§ What is asked: Return all entries precisely as they stand, without the images.

┌────────

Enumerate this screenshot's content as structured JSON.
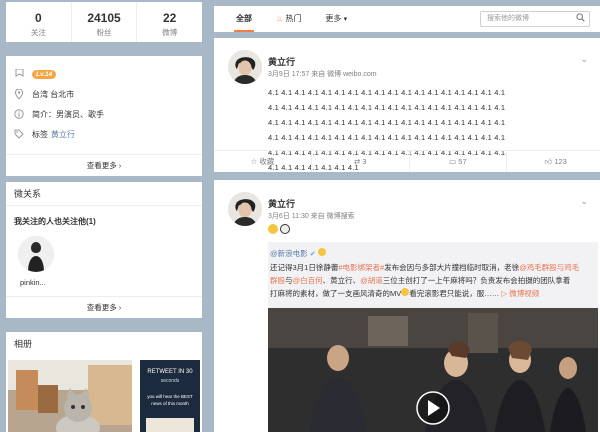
{
  "stats": [
    {
      "num": "0",
      "label": "关注"
    },
    {
      "num": "24105",
      "label": "粉丝"
    },
    {
      "num": "22",
      "label": "微博"
    }
  ],
  "info": {
    "level": "Lv.14",
    "location": "台湾 台北市",
    "intro": "简介：男演员、歌手",
    "tags_label": "标签",
    "tag": "黄立行",
    "see_more": "查看更多 ›"
  },
  "micro": {
    "title": "微关系",
    "subtitle": "我关注的人也关注他(1)",
    "person": "pinkin...",
    "see_more": "查看更多 ›"
  },
  "album": {
    "title": "相册",
    "retweet_lines": [
      "RETWEET IN 30",
      "seconds",
      "you will hear the BEST",
      "news of this month"
    ]
  },
  "tabs": [
    {
      "label": "全部",
      "active": true
    },
    {
      "label": "热门",
      "active": false
    },
    {
      "label": "更多",
      "active": false
    }
  ],
  "search": {
    "placeholder": "搜索他的微博"
  },
  "post1": {
    "author": "黄立行",
    "meta": "3月9日 17:57 来自 微博 weibo.com",
    "lines": [
      "4.1 4.1 4.1 4.1 4.1 4.1 4.1 4.1 4.1 4.1 4.1 4.1 4.1 4.1 4.1 4.1 4.1 4.1",
      "4.1 4.1 4.1 4.1 4.1 4.1 4.1 4.1 4.1 4.1 4.1 4.1 4.1 4.1 4.1 4.1 4.1 4.1",
      "4.1 4.1 4.1 4.1 4.1 4.1 4.1 4.1 4.1 4.1 4.1 4.1 4.1 4.1 4.1 4.1 4.1 4.1",
      "4.1 4.1 4.1 4.1 4.1 4.1 4.1 4.1 4.1 4.1 4.1 4.1 4.1 4.1 4.1 4.1 4.1 4.1",
      "4.1 4.1 4.1 4.1 4.1 4.1 4.1 4.1 4.1 4.1 4.1 4.1 4.1 4.1 4.1 4.1 4.1 4.1",
      "4.1 4.1 4.1 4.1 4.1 4.1 4.1"
    ],
    "actions": {
      "fav": "收藏",
      "repost": "3",
      "comment": "57",
      "like": "123"
    }
  },
  "post2": {
    "author": "黄立行",
    "meta": "3月6日 11:30 来自 微博搜索",
    "repost_from": "@新浪电影",
    "text_a": "还记得3月1日徐静蕾",
    "topic": "#电影绑架者#",
    "text_b": "发布会因与多部大片撞档临时取消，老徐",
    "mention1": "@鸡毛群殴与鸡毛",
    "line2_a": "群殴",
    "text_c": "与",
    "mention2": "@白百何",
    "text_d": "、黄立行、",
    "mention3": "@胡道",
    "text_e": "三位主创打了一上午麻将吗？负责发布会拍摄的团队拿着",
    "text_f": "打麻将的素材，做了一支画风清奇的MV",
    "text_g": "看完滚影君只能说，服……",
    "video_link": "微博视频"
  },
  "colors": {
    "background": "#a9b8c7",
    "accent": "#fa7d3c",
    "link": "#eb7350",
    "level_badge": "#f7a541"
  }
}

└────────

§ Solution to this problem:
Enumerate this screenshot's content as structured JSON.
{
  "stats": [
    {
      "num": "0",
      "label": "关注"
    },
    {
      "num": "24105",
      "label": "粉丝"
    },
    {
      "num": "22",
      "label": "微博"
    }
  ],
  "info": {
    "level": "Lv.14",
    "location": "台湾 台北市",
    "intro": "简介：男演员、歌手",
    "tags_label": "标签",
    "tag": "黄立行",
    "see_more": "查看更多 ›"
  },
  "micro": {
    "title": "微关系",
    "subtitle": "我关注的人也关注他(1)",
    "person": "pinkin...",
    "see_more": "查看更多 ›"
  },
  "album": {
    "title": "相册",
    "retweet_lines": [
      "RETWEET IN 30",
      "seconds",
      "you will hear the BEST",
      "news of this month"
    ]
  },
  "tabs": [
    {
      "label": "全部",
      "active": true
    },
    {
      "label": "热门",
      "active": false
    },
    {
      "label": "更多",
      "active": false
    }
  ],
  "search": {
    "placeholder": "搜索他的微博"
  },
  "post1": {
    "author": "黄立行",
    "meta": "3月9日 17:57 来自 微博 weibo.com",
    "lines": [
      "4.1 4.1 4.1 4.1 4.1 4.1 4.1 4.1 4.1 4.1 4.1 4.1 4.1 4.1 4.1 4.1 4.1 4.1",
      "4.1 4.1 4.1 4.1 4.1 4.1 4.1 4.1 4.1 4.1 4.1 4.1 4.1 4.1 4.1 4.1 4.1 4.1",
      "4.1 4.1 4.1 4.1 4.1 4.1 4.1 4.1 4.1 4.1 4.1 4.1 4.1 4.1 4.1 4.1 4.1 4.1",
      "4.1 4.1 4.1 4.1 4.1 4.1 4.1 4.1 4.1 4.1 4.1 4.1 4.1 4.1 4.1 4.1 4.1 4.1",
      "4.1 4.1 4.1 4.1 4.1 4.1 4.1 4.1 4.1 4.1 4.1 4.1 4.1 4.1 4.1 4.1 4.1 4.1",
      "4.1 4.1 4.1 4.1 4.1 4.1 4.1"
    ],
    "actions": {
      "fav": "收藏",
      "repost": "3",
      "comment": "57",
      "like": "123"
    }
  },
  "post2": {
    "author": "黄立行",
    "meta": "3月6日 11:30 来自 微博搜索",
    "repost_from": "@新浪电影",
    "text_a": "还记得3月1日徐静蕾",
    "topic": "#电影绑架者#",
    "text_b": "发布会因与多部大片撞档临时取消，老徐",
    "mention1": "@鸡毛群殴与鸡毛",
    "line2_a": "群殴",
    "text_c": "与",
    "mention2": "@白百何",
    "text_d": "、黄立行、",
    "mention3": "@胡道",
    "text_e": "三位主创打了一上午麻将吗？负责发布会拍摄的团队拿着",
    "text_f": "打麻将的素材，做了一支画风清奇的MV",
    "text_g": "看完滚影君只能说，服……",
    "video_link": "微博视频"
  },
  "colors": {
    "background": "#a9b8c7",
    "accent": "#fa7d3c",
    "link": "#eb7350",
    "level_badge": "#f7a541"
  }
}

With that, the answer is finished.